# Instructions to follow:
Separate out the lines that hold "Margin".

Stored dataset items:
-- Begin --

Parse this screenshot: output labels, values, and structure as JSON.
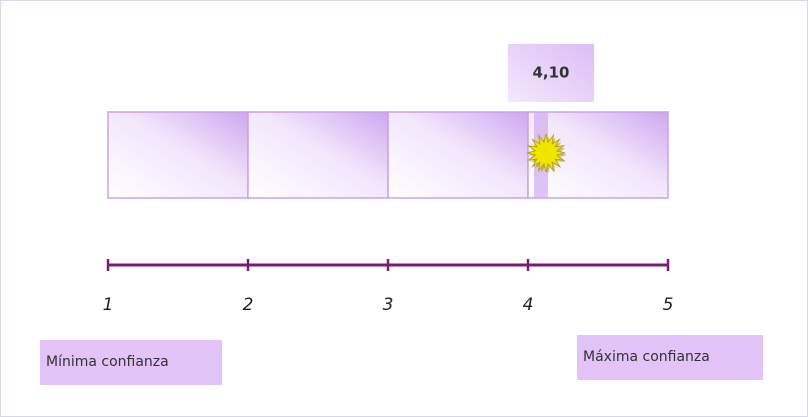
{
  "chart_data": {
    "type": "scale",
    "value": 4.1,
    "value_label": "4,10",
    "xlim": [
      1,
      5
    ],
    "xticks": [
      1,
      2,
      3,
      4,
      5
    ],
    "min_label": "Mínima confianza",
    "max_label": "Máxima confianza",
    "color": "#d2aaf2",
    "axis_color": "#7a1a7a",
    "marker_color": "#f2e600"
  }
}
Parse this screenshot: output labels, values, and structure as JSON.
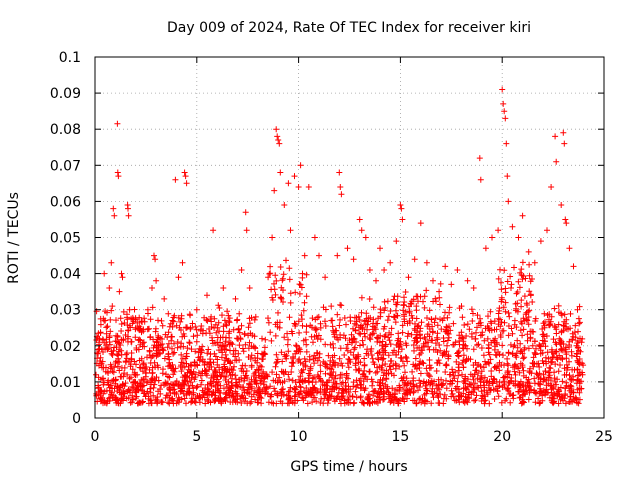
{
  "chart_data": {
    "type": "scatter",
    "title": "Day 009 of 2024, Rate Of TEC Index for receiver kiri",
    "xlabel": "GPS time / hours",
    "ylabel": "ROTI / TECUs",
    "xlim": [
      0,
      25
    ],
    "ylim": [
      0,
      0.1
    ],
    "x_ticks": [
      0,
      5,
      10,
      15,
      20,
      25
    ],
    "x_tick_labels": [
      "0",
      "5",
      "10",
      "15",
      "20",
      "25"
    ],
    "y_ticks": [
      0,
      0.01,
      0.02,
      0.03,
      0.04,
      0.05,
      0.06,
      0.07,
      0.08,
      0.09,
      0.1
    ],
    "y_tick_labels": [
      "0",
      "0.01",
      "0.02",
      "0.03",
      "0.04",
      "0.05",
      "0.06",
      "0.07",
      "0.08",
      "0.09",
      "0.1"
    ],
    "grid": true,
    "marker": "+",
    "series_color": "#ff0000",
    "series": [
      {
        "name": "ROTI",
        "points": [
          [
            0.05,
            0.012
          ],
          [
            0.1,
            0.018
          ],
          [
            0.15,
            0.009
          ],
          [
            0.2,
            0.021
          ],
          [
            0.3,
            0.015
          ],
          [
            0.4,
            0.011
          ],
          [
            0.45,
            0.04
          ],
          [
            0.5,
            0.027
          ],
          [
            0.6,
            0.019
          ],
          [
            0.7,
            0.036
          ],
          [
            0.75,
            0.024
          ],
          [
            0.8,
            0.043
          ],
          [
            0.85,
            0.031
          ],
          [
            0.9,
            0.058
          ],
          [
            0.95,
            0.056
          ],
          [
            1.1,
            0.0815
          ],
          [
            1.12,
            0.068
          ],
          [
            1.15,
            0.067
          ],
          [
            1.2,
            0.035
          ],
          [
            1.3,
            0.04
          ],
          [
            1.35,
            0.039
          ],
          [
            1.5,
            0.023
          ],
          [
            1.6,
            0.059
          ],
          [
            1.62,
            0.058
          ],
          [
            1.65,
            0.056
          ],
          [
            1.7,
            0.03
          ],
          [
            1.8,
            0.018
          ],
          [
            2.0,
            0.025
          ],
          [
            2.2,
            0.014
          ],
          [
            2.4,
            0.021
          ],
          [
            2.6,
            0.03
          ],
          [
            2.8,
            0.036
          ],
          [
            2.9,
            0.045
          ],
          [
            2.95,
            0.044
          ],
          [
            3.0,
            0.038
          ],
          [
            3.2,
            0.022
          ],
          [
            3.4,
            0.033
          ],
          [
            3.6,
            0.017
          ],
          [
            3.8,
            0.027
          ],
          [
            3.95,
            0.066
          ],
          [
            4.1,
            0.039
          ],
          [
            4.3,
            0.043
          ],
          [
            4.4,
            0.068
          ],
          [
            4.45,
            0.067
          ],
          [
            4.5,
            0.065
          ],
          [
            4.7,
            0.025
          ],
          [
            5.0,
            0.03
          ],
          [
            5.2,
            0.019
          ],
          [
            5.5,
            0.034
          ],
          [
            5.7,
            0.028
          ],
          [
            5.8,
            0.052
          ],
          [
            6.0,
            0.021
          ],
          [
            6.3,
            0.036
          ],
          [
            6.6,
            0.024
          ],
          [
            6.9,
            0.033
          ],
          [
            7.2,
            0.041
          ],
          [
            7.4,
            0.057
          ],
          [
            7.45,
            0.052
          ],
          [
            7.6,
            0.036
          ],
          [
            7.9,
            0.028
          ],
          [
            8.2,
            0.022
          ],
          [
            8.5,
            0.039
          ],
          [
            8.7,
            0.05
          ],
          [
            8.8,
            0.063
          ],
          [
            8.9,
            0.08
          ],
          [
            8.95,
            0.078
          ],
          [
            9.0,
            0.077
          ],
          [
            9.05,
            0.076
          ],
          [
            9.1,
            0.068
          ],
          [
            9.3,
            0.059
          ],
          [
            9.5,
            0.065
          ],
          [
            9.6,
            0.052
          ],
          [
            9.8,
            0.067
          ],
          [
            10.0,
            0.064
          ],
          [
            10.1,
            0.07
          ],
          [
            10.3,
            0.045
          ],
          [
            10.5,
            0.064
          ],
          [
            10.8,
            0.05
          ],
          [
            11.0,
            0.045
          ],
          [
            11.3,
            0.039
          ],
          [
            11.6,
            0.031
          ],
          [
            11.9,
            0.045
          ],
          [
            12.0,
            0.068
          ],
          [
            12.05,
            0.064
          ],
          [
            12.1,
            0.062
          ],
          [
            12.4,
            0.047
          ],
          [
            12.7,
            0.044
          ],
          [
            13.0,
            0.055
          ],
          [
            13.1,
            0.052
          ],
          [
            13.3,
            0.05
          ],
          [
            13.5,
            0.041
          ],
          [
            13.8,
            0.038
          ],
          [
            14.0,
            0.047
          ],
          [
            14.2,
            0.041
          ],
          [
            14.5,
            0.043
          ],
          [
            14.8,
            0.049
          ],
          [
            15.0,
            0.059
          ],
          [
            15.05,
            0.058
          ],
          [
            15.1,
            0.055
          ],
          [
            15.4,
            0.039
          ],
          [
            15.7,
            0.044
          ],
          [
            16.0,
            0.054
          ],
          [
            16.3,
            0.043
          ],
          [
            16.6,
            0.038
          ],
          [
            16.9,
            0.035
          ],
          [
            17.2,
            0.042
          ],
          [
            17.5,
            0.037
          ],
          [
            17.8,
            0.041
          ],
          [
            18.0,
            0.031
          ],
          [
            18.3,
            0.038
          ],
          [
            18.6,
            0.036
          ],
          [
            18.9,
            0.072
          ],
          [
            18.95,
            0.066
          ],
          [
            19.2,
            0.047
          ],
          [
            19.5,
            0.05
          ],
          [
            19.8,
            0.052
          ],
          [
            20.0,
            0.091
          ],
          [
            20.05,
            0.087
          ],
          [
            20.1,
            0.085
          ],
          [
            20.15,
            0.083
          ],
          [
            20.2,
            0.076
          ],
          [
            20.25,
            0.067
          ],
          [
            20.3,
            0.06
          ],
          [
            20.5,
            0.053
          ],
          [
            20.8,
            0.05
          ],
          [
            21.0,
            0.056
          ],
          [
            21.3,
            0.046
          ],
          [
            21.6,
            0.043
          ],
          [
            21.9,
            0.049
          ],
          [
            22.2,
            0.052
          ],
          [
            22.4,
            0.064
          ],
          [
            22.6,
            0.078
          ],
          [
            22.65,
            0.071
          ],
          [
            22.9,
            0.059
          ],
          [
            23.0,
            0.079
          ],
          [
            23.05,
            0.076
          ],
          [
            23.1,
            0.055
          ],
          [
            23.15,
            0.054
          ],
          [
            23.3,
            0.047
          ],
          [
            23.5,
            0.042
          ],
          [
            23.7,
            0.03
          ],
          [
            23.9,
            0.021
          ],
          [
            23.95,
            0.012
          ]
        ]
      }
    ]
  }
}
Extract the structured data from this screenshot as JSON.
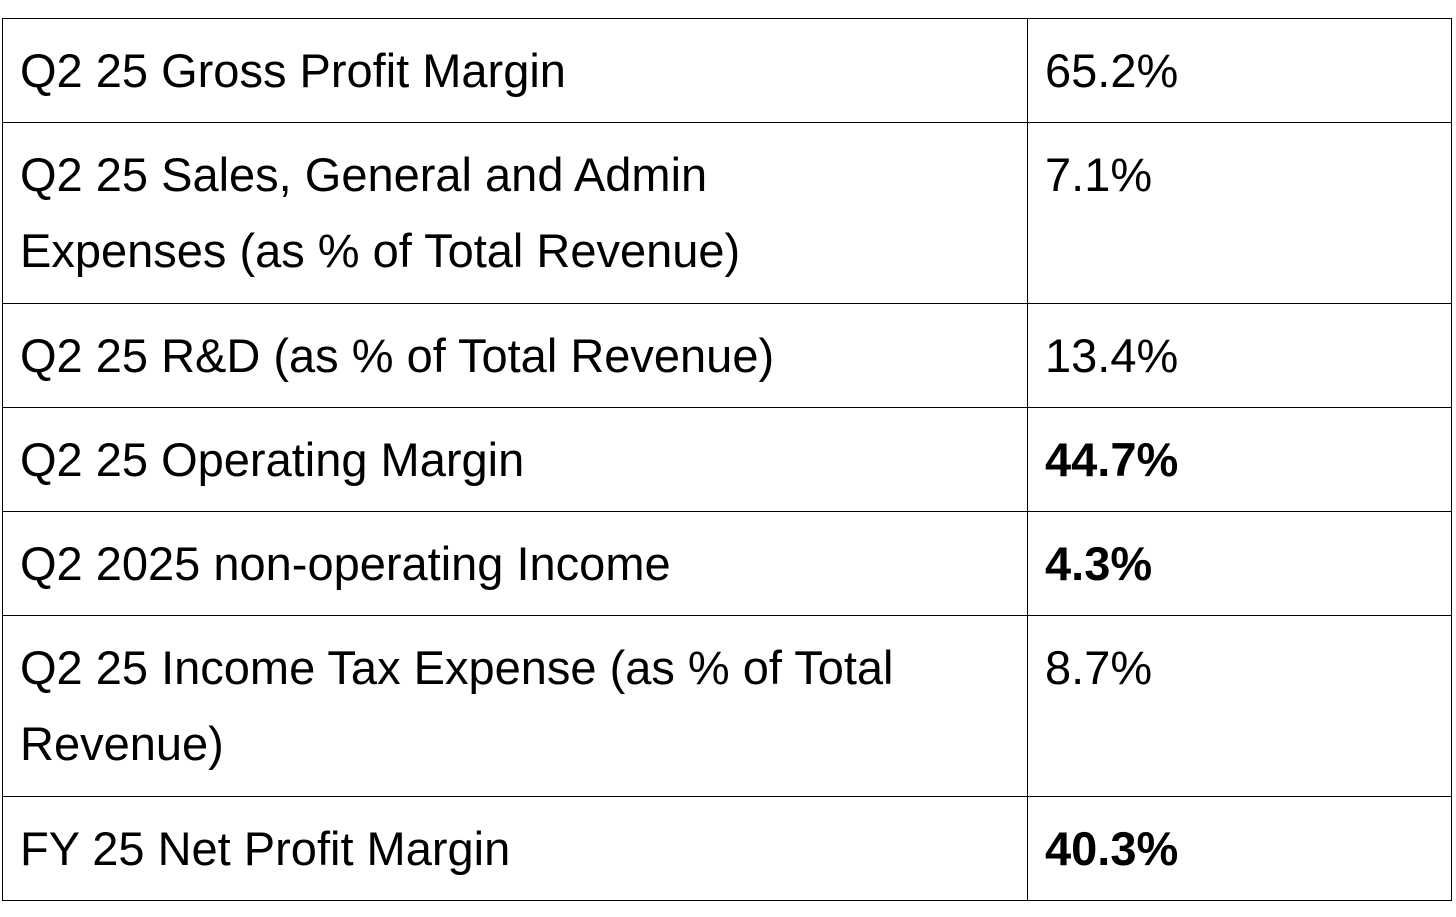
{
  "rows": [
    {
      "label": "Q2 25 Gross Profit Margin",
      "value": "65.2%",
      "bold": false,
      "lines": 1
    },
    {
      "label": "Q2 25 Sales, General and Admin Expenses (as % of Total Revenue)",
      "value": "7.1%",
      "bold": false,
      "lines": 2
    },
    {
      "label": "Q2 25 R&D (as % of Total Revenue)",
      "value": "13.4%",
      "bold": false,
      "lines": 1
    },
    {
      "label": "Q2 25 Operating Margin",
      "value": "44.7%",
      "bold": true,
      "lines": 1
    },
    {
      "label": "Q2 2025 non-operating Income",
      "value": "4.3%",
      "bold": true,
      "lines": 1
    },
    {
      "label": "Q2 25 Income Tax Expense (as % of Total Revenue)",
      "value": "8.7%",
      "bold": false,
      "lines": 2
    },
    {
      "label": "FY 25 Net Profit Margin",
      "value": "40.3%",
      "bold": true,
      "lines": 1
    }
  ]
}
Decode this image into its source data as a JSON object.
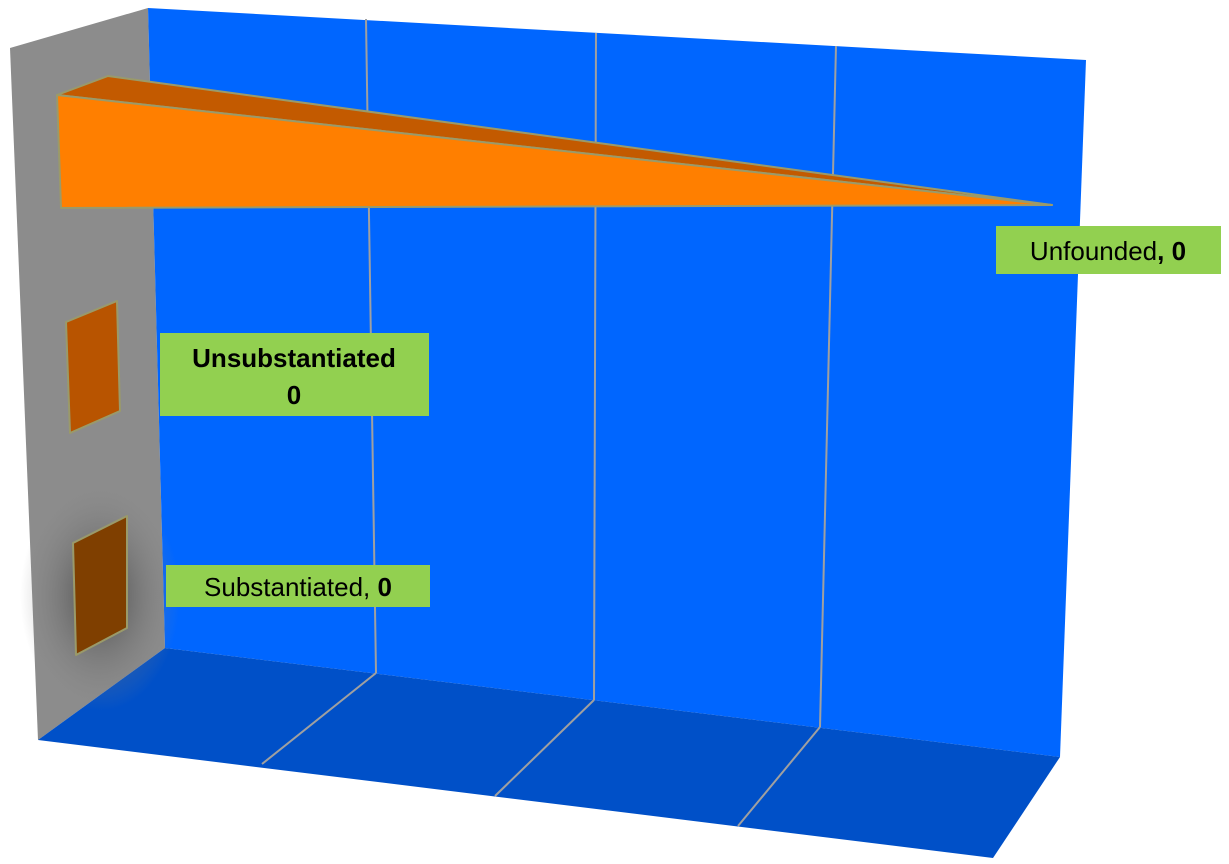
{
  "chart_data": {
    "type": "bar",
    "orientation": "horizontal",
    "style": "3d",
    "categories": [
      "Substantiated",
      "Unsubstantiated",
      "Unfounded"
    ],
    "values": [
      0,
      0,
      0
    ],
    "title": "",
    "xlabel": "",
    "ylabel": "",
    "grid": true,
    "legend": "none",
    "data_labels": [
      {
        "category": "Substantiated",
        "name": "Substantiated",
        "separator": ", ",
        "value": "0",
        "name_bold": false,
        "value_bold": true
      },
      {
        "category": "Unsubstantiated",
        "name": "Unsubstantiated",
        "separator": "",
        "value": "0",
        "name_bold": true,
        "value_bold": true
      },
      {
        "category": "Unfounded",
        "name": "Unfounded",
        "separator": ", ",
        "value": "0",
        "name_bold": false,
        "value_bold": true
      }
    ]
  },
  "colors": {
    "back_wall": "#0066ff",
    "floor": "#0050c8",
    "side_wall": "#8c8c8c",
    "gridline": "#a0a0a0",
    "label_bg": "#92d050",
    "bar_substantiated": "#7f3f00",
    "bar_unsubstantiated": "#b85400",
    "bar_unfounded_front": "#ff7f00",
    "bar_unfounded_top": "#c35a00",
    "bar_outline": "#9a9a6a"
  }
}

-- End --

# Exercise solution:
      "label": "Q2 25 Gross Profit Margin",
      "label": "Q2 25 Operating Margin",
      "label": "FY 25 Net Profit Margin",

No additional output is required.